■ **Tugas Wajib**:
Salin ulang tanpa perubahan bagian teks tentang Pulau Sentut, semuanya mulai dari "Menurut salah satu" hingga ke "Malang Rapat, Bintan.".

■ **Teks Pilihan**:
----------
Menurut salah satu majalah di Kepulauan Riau, Haluan Kepri (2013) menyatakan: “akibat terjadinya abrasi dan banyaknya penambangan bauksit di Kabupaten Bintan, Provinsi Kepri mengakibatkan sejumlah pulau rawan tenggelam. Salah satunya Pulau Sentut yang merupakan pulau terluar Indonesia yang terletak di perairan Laut Cina Selatan atau perbatasan Indonesia dengan Malaysia.
Pulau ini berada di sebelah timur dari Pulau Bintan dengan koordinat 1°2’52” LU, 104°49’50” BT yang terletak di titik koordinat 1°, masuk Kecamatan Gunung Kijang desa Malang Rapat, Bintan.
----------
■ **Kutipan Sumber**:
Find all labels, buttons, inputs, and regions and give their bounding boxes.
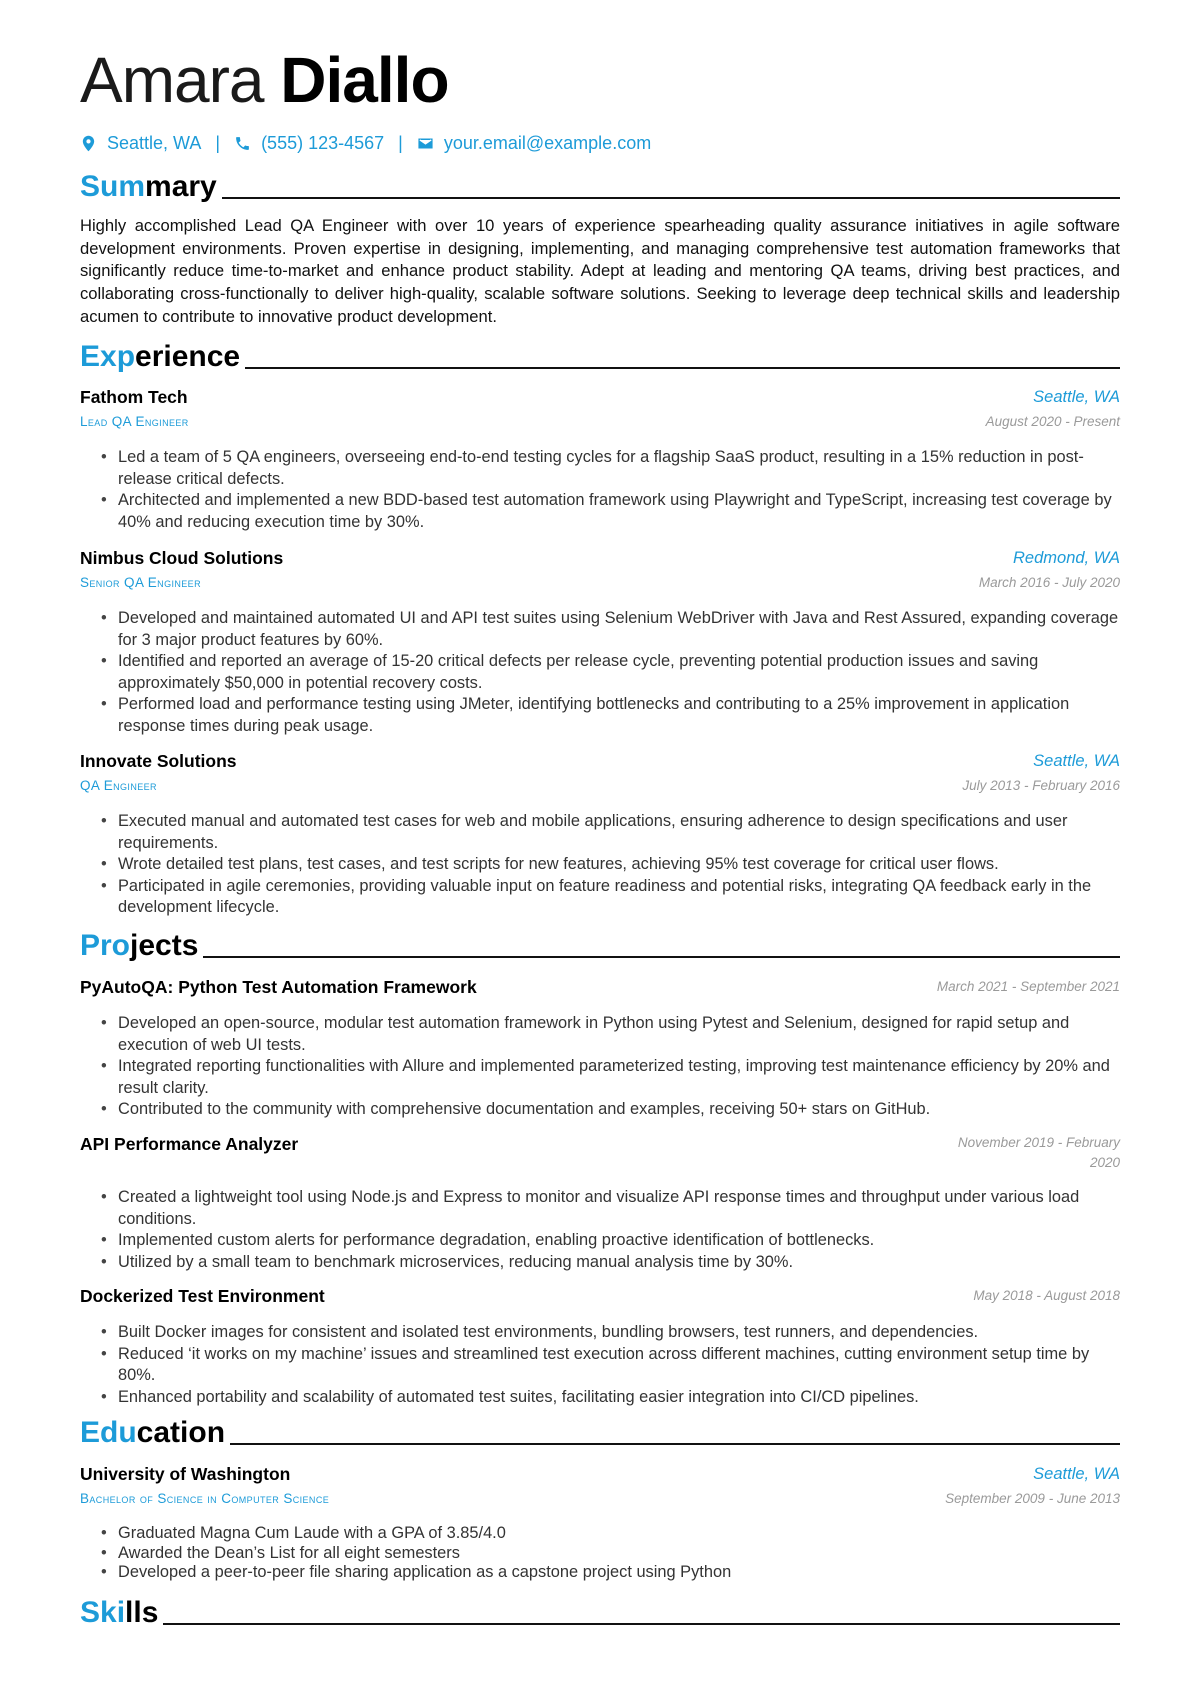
----------
■ **Jawaban Latihan**:
Menurut salah satu majalah di Kepulauan Riau, Haluan Kepri (2013) menyatakan: “akibat terjadinya abrasi dan banyaknya penambangan bauksit di Kabupaten Bintan, Provinsi Kepri mengakibatkan sejumlah pulau rawan tenggelam. Salah satunya Pulau Sentut yang merupakan pulau terluar Indonesia yang terletak di perairan Laut Cina Selatan atau perbatasan Indonesia dengan Malaysia.
Pulau ini berada di sebelah timur dari Pulau Bintan dengan koordinat 1°2’52” LU, 104°49’50” BT yang terletak di titik koordinat 1°, masuk Kecamatan Gunung Kijang desa Malang Rapat, Bintan.